* INSTRUCTIONS TO FOLLOW
Extract all data as written.

* RECORDS SUPPLIED
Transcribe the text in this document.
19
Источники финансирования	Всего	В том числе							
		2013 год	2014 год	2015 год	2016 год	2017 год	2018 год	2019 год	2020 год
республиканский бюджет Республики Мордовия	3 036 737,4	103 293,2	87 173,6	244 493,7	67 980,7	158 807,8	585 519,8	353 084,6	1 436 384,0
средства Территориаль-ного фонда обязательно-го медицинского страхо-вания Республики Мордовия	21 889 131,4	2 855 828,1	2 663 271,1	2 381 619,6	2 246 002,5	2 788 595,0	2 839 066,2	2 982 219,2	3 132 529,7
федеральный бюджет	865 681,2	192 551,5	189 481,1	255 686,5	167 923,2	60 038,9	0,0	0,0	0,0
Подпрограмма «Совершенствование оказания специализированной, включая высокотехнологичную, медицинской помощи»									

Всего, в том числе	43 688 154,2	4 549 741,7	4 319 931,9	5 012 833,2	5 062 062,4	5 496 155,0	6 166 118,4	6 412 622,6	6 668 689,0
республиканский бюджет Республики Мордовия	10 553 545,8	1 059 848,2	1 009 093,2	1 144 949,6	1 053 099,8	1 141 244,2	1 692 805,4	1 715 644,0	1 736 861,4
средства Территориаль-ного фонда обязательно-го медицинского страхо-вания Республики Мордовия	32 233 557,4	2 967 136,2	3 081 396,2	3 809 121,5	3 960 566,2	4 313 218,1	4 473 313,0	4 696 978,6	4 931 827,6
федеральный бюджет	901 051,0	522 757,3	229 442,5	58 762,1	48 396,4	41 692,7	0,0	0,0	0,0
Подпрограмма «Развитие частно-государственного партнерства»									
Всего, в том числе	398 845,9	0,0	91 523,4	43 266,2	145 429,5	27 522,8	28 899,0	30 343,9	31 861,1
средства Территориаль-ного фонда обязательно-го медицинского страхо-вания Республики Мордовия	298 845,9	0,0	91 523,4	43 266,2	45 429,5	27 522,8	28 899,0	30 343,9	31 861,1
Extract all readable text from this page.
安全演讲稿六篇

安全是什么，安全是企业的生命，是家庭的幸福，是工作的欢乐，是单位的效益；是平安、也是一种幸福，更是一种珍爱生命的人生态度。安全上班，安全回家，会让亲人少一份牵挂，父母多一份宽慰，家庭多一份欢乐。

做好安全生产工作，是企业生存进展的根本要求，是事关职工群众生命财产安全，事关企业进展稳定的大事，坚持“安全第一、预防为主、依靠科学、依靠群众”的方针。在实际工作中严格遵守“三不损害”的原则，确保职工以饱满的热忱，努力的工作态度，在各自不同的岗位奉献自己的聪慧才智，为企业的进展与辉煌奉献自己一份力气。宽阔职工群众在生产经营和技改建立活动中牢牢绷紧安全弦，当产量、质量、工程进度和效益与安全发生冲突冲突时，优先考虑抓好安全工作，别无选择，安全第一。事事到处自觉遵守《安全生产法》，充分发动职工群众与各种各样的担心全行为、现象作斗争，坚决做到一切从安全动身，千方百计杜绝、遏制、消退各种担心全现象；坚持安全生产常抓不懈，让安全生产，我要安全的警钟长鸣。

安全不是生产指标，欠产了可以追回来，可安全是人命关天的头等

* FINAL RESULT
Transcribe the text in this document.
19
Источники финансирования	Всего	В том числе							
		2013 год	2014 год	2015 год	2016 год	2017 год	2018 год	2019 год	2020 год
республиканский бюджет Республики Мордовия	3 036 737,4	103 293,2	87 173,6	244 493,7	67 980,7	158 807,8	585 519,8	353 084,6	1 436 384,0
средства Территориаль-ного фонда обязательно-го медицинского страхо-вания Республики Мордовия	21 889 131,4	2 855 828,1	2 663 271,1	2 381 619,6	2 246 002,5	2 788 595,0	2 839 066,2	2 982 219,2	3 132 529,7
федеральный бюджет	865 681,2	192 551,5	189 481,1	255 686,5	167 923,2	60 038,9	0,0	0,0	0,0
Подпрограмма «Совершенствование оказания специализированной, включая высокотехнологичную, медицинской помощи»									

Всего, в том числе	43 688 154,2	4 549 741,7	4 319 931,9	5 012 833,2	5 062 062,4	5 496 155,0	6 166 118,4	6 412 622,6	6 668 689,0
республиканский бюджет Республики Мордовия	10 553 545,8	1 059 848,2	1 009 093,2	1 144 949,6	1 053 099,8	1 141 244,2	1 692 805,4	1 715 644,0	1 736 861,4
средства Территориаль-ного фонда обязательно-го медицинского страхо-вания Республики Мордовия	32 233 557,4	2 967 136,2	3 081 396,2	3 809 121,5	3 960 566,2	4 313 218,1	4 473 313,0	4 696 978,6	4 931 827,6
федеральный бюджет	901 051,0	522 757,3	229 442,5	58 762,1	48 396,4	41 692,7	0,0	0,0	0,0
Подпрограмма «Развитие частно-государственного партнерства»									
Всего, в том числе	398 845,9	0,0	91 523,4	43 266,2	145 429,5	27 522,8	28 899,0	30 343,9	31 861,1
средства Территориаль-ного фонда обязательно-го медицинского страхо-вания Республики Мордовия	298 845,9	0,0	91 523,4	43 266,2	45 429,5	27 522,8	28 899,0	30 343,9	31 861,1
Extract all readable text from this page.
安全演讲稿六篇

安全是什么，安全是企业的生命，是家庭的幸福，是工作的欢乐，是单位的效益；是平安、也是一种幸福，更是一种珍爱生命的人生态度。安全上班，安全回家，会让亲人少一份牵挂，父母多一份宽慰，家庭多一份欢乐。

做好安全生产工作，是企业生存进展的根本要求，是事关职工群众生命财产安全，事关企业进展稳定的大事，坚持“安全第一、预防为主、依靠科学、依靠群众”的方针。在实际工作中严格遵守“三不损害”的原则，确保职工以饱满的热忱，努力的工作态度，在各自不同的岗位奉献自己的聪慧才智，为企业的进展与辉煌奉献自己一份力气。宽阔职工群众在生产经营和技改建立活动中牢牢绷紧安全弦，当产量、质量、工程进度和效益与安全发生冲突冲突时，优先考虑抓好安全工作，别无选择，安全第一。事事到处自觉遵守《安全生产法》，充分发动职工群众与各种各样的担心全行为、现象作斗争，坚决做到一切从安全动身，千方百计杜绝、遏制、消退各种担心全现象；坚持安全生产常抓不懈，让安全生产，我要安全的警钟长鸣。

安全不是生产指标，欠产了可以追回来，可安全是人命关天的头等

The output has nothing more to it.